AIM
Go through the material below and report how many lines contain "Компания". Give only the number.
○ ○ ○ ○
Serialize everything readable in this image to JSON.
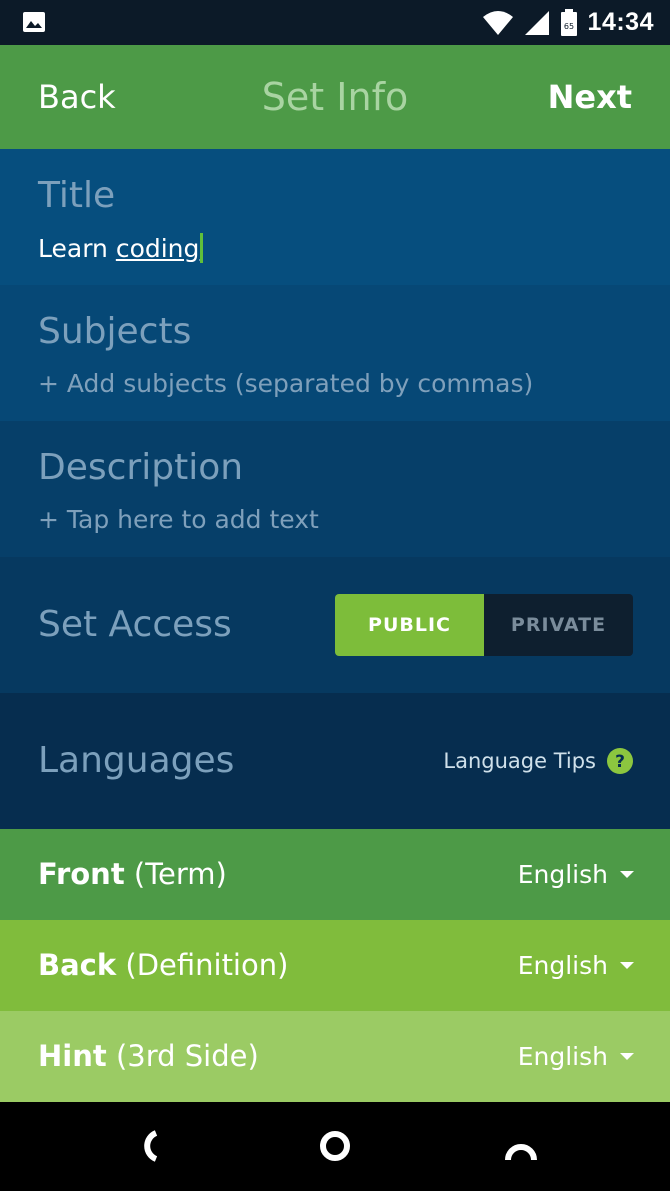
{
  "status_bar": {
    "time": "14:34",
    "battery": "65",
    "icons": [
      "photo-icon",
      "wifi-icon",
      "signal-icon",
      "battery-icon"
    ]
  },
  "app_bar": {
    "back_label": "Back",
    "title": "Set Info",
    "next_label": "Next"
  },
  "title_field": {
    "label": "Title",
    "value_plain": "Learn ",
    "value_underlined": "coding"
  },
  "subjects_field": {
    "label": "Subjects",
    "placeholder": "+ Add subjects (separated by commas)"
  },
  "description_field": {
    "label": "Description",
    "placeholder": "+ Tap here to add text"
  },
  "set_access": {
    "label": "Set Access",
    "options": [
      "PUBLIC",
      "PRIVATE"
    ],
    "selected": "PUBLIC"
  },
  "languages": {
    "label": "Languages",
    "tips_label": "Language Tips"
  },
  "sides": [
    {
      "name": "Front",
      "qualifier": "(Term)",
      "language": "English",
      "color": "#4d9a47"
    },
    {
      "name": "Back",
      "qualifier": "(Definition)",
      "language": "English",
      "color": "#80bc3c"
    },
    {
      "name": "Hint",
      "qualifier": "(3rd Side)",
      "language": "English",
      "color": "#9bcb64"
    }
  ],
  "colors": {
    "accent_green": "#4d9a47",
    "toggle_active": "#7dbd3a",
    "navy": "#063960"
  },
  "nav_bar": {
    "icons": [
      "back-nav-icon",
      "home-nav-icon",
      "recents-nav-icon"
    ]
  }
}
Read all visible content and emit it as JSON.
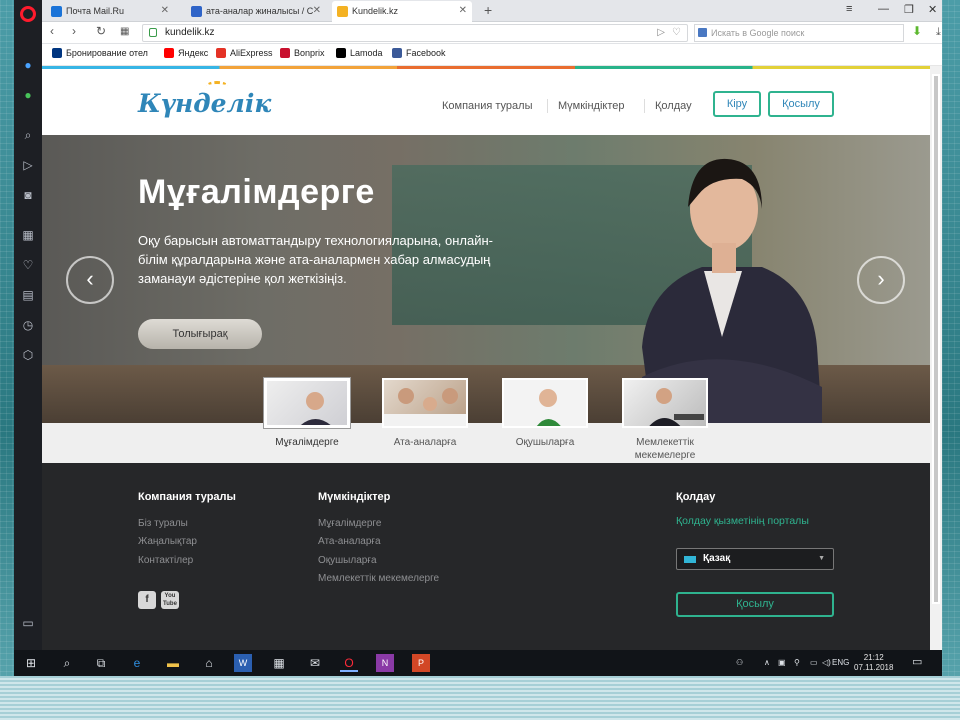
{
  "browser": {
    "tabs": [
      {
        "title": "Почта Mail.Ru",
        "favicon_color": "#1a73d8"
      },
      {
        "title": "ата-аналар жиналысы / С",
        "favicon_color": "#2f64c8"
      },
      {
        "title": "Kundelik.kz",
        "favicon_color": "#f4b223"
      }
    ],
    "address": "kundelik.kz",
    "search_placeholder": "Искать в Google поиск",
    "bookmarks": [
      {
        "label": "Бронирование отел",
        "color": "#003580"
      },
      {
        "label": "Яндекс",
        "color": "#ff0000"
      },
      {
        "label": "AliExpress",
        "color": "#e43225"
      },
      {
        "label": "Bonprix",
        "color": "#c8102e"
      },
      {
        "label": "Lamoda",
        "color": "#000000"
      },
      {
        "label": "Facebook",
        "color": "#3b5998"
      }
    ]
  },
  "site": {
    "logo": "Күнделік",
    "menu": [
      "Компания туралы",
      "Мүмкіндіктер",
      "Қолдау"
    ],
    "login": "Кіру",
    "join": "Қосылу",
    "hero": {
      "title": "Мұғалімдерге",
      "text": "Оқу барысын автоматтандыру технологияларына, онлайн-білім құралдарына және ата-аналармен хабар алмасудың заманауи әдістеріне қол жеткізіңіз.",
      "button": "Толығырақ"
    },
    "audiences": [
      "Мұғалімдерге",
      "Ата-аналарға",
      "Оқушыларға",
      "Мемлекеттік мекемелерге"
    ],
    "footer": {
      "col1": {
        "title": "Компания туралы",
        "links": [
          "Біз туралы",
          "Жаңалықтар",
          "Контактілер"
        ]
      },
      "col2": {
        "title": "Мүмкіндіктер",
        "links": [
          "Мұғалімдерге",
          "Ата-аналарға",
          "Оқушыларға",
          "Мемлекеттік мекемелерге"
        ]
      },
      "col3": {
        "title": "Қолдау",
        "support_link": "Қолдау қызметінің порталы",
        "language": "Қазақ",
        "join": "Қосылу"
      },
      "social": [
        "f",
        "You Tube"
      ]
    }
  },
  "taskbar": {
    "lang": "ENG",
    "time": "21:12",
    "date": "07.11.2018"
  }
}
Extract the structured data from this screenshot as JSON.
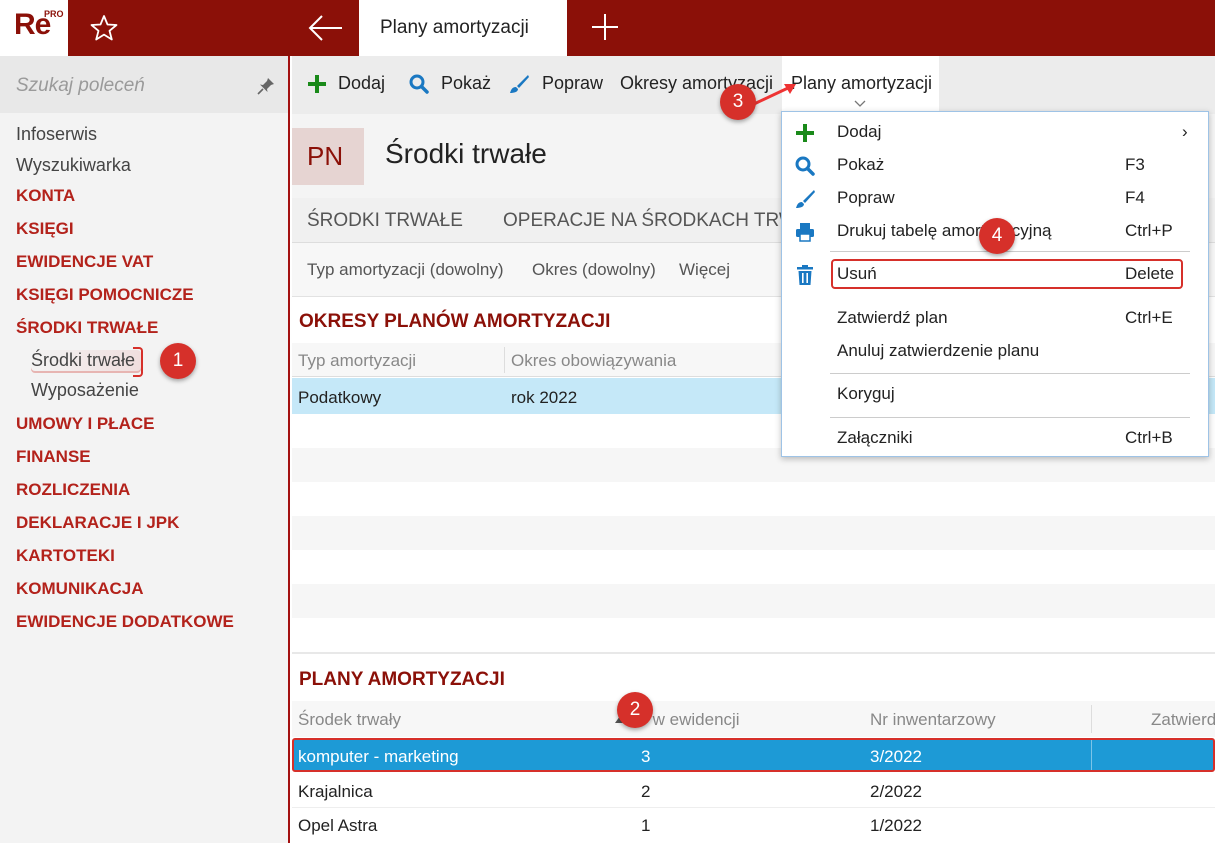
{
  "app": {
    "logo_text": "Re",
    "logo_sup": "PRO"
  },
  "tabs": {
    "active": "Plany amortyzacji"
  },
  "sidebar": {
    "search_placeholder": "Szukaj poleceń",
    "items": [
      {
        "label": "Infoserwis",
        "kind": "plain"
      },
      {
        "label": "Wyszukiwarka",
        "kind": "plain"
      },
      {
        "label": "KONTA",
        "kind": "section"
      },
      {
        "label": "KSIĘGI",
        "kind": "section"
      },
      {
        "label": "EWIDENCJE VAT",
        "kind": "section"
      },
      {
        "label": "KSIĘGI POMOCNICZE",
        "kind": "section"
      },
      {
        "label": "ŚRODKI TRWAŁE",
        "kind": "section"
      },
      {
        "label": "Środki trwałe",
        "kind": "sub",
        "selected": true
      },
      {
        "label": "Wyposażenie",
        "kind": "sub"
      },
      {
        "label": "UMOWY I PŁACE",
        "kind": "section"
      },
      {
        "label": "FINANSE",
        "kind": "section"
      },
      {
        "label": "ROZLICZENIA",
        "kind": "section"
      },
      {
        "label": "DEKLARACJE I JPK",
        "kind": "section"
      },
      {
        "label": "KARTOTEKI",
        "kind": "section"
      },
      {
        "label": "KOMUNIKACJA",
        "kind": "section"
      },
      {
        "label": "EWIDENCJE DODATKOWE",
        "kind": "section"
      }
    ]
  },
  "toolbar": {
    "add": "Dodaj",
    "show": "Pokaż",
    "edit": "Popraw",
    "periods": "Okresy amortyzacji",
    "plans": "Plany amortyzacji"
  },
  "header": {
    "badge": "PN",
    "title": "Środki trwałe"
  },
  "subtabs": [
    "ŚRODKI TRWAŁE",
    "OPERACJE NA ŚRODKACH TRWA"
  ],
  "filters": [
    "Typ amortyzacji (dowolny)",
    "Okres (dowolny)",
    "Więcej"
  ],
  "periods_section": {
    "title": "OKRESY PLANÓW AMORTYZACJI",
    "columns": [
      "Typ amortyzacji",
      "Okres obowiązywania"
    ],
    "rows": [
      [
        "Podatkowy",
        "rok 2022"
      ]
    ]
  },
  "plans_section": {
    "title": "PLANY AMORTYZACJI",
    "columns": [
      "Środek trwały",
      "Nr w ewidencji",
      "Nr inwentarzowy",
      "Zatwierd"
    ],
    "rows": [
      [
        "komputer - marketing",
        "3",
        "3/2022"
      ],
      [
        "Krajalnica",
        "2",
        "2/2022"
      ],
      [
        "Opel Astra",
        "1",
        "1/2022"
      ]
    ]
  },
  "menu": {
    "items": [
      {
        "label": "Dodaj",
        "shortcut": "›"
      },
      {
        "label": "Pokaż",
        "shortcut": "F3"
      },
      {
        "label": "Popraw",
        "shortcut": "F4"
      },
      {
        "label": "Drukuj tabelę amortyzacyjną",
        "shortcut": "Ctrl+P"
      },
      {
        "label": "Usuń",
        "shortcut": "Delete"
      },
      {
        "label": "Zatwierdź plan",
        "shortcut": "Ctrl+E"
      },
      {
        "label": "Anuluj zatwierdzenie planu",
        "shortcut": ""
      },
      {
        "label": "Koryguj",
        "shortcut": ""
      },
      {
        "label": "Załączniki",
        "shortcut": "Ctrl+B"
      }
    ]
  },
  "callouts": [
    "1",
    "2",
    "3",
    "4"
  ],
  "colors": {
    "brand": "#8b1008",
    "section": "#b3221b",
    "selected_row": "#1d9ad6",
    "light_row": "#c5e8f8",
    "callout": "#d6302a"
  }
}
○ ○ ○ ○
SOLUTION TO THE EXERCISE
2